→ **The records**:
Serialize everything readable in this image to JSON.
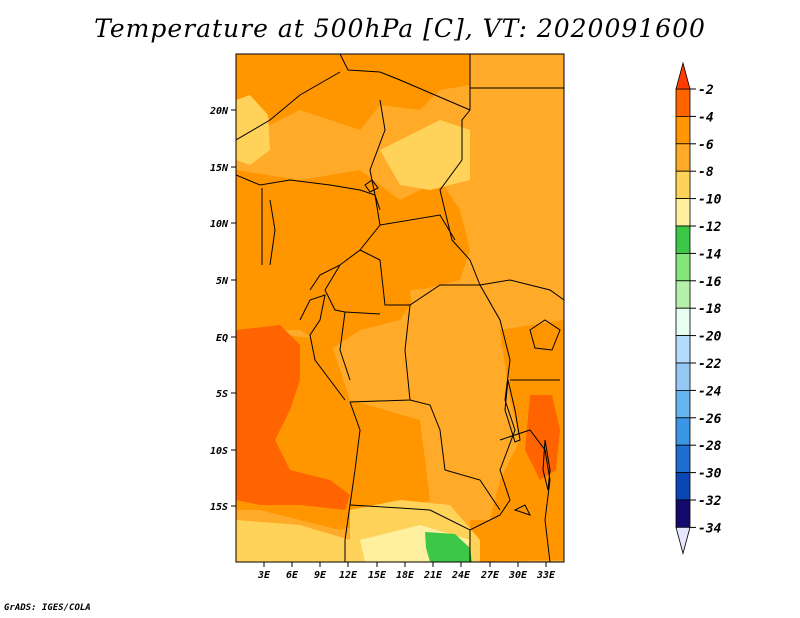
{
  "title": "Temperature at 500hPa [C], VT: 2020091600",
  "credit": "GrADS: IGES/COLA",
  "map": {
    "lat_labels": [
      "20N",
      "15N",
      "10N",
      "5N",
      "EQ",
      "5S",
      "10S",
      "15S"
    ],
    "lon_labels": [
      "3E",
      "6E",
      "9E",
      "12E",
      "15E",
      "18E",
      "21E",
      "24E",
      "27E",
      "30E",
      "33E"
    ]
  },
  "colorbar": {
    "labels": [
      "-2",
      "-4",
      "-6",
      "-8",
      "-10",
      "-12",
      "-14",
      "-16",
      "-18",
      "-20",
      "-22",
      "-24",
      "-26",
      "-28",
      "-30",
      "-32",
      "-34"
    ],
    "colors": [
      "#ff3c00",
      "#ff6400",
      "#ff9600",
      "#ffaa28",
      "#ffd25a",
      "#fff0a0",
      "#3cc846",
      "#82e678",
      "#b4f0a8",
      "#e6fff0",
      "#b4dcfa",
      "#96c8f5",
      "#64b4f0",
      "#3c96e6",
      "#1e6ed2",
      "#0a46b4",
      "#140a6e",
      "#e6e6ff"
    ],
    "top_color": "#ff3c00",
    "bottom_color": "#e6e6ff"
  },
  "colors": {
    "orange_dark": "#ff6400",
    "orange": "#ff9600",
    "light_orange": "#ffaa28",
    "yellow": "#ffd25a",
    "pale": "#fff0a0",
    "green": "#3cc846"
  }
}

→ **Short exercise**:
Leave out the pictures and transcribe the entries above exactly.

→ **Solution to the exercise**:
Serialize everything readable in this image to JSON.
{
  "title": "Temperature at 500hPa [C], VT: 2020091600",
  "credit": "GrADS: IGES/COLA",
  "map": {
    "lat_labels": [
      "20N",
      "15N",
      "10N",
      "5N",
      "EQ",
      "5S",
      "10S",
      "15S"
    ],
    "lon_labels": [
      "3E",
      "6E",
      "9E",
      "12E",
      "15E",
      "18E",
      "21E",
      "24E",
      "27E",
      "30E",
      "33E"
    ]
  },
  "colorbar": {
    "labels": [
      "-2",
      "-4",
      "-6",
      "-8",
      "-10",
      "-12",
      "-14",
      "-16",
      "-18",
      "-20",
      "-22",
      "-24",
      "-26",
      "-28",
      "-30",
      "-32",
      "-34"
    ],
    "colors": [
      "#ff3c00",
      "#ff6400",
      "#ff9600",
      "#ffaa28",
      "#ffd25a",
      "#fff0a0",
      "#3cc846",
      "#82e678",
      "#b4f0a8",
      "#e6fff0",
      "#b4dcfa",
      "#96c8f5",
      "#64b4f0",
      "#3c96e6",
      "#1e6ed2",
      "#0a46b4",
      "#140a6e",
      "#e6e6ff"
    ],
    "top_color": "#ff3c00",
    "bottom_color": "#e6e6ff"
  },
  "colors": {
    "orange_dark": "#ff6400",
    "orange": "#ff9600",
    "light_orange": "#ffaa28",
    "yellow": "#ffd25a",
    "pale": "#fff0a0",
    "green": "#3cc846"
  }
}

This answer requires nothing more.